Exercise instructions.
Restate the complete material exactly.

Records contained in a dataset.
>> BEGIN

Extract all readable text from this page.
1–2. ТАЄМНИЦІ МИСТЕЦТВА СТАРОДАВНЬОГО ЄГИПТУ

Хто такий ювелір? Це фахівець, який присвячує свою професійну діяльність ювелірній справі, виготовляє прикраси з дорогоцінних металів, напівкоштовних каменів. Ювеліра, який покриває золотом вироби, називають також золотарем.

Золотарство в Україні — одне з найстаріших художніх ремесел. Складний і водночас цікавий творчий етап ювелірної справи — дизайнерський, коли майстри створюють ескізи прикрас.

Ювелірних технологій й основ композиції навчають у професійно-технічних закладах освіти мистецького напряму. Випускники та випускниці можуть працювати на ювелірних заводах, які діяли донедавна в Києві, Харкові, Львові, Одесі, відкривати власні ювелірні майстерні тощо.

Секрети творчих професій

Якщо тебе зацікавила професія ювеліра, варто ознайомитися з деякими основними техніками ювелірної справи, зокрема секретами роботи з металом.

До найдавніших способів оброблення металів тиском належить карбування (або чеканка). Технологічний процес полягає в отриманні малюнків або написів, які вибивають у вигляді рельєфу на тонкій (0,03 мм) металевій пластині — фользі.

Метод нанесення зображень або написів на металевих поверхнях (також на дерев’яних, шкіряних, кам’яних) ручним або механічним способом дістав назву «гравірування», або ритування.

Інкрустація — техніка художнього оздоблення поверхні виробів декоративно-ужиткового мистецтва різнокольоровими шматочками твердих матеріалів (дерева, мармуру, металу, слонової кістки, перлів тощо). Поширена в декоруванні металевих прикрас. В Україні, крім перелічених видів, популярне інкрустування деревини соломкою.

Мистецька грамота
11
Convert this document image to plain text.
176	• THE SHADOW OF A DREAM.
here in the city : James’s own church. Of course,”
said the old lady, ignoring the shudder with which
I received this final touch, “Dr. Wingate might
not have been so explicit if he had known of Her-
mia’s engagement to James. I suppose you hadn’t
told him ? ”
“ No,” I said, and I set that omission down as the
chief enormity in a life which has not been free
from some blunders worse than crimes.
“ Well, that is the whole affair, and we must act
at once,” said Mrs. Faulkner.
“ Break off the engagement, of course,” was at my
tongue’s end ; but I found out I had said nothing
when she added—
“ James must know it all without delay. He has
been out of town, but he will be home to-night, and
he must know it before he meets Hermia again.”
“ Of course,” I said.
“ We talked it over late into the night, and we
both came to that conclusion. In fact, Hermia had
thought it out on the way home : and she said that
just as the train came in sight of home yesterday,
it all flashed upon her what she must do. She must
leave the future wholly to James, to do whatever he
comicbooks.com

>> END

Answer to this task.
Extract all readable text from this page.
1–2. ТАЄМНИЦІ МИСТЕЦТВА СТАРОДАВНЬОГО ЄГИПТУ

Хто такий ювелір? Це фахівець, який присвячує свою професійну діяльність ювелірній справі, виготовляє прикраси з дорогоцінних металів, напівкоштовних каменів. Ювеліра, який покриває золотом вироби, називають також золотарем.

Золотарство в Україні — одне з найстаріших художніх ремесел. Складний і водночас цікавий творчий етап ювелірної справи — дизайнерський, коли майстри створюють ескізи прикрас.

Ювелірних технологій й основ композиції навчають у професійно-технічних закладах освіти мистецького напряму. Випускники та випускниці можуть працювати на ювелірних заводах, які діяли донедавна в Києві, Харкові, Львові, Одесі, відкривати власні ювелірні майстерні тощо.

Секрети творчих професій

Якщо тебе зацікавила професія ювеліра, варто ознайомитися з деякими основними техніками ювелірної справи, зокрема секретами роботи з металом.

До найдавніших способів оброблення металів тиском належить карбування (або чеканка). Технологічний процес полягає в отриманні малюнків або написів, які вибивають у вигляді рельєфу на тонкій (0,03 мм) металевій пластині — фользі.

Метод нанесення зображень або написів на металевих поверхнях (також на дерев’яних, шкіряних, кам’яних) ручним або механічним способом дістав назву «гравірування», або ритування.

Інкрустація — техніка художнього оздоблення поверхні виробів декоративно-ужиткового мистецтва різнокольоровими шматочками твердих матеріалів (дерева, мармуру, металу, слонової кістки, перлів тощо). Поширена в декоруванні металевих прикрас. В Україні, крім перелічених видів, популярне інкрустування деревини соломкою.

Мистецька грамота
11
Convert this document image to plain text.
176	• THE SHADOW OF A DREAM.
here in the city : James’s own church. Of course,”
said the old lady, ignoring the shudder with which
I received this final touch, “Dr. Wingate might
not have been so explicit if he had known of Her-
mia’s engagement to James. I suppose you hadn’t
told him ? ”
“ No,” I said, and I set that omission down as the
chief enormity in a life which has not been free
from some blunders worse than crimes.
“ Well, that is the whole affair, and we must act
at once,” said Mrs. Faulkner.
“ Break off the engagement, of course,” was at my
tongue’s end ; but I found out I had said nothing
when she added—
“ James must know it all without delay. He has
been out of town, but he will be home to-night, and
he must know it before he meets Hermia again.”
“ Of course,” I said.
“ We talked it over late into the night, and we
both came to that conclusion. In fact, Hermia had
thought it out on the way home : and she said that
just as the train came in sight of home yesterday,
it all flashed upon her what she must do. She must
leave the future wholly to James, to do whatever he
comicbooks.com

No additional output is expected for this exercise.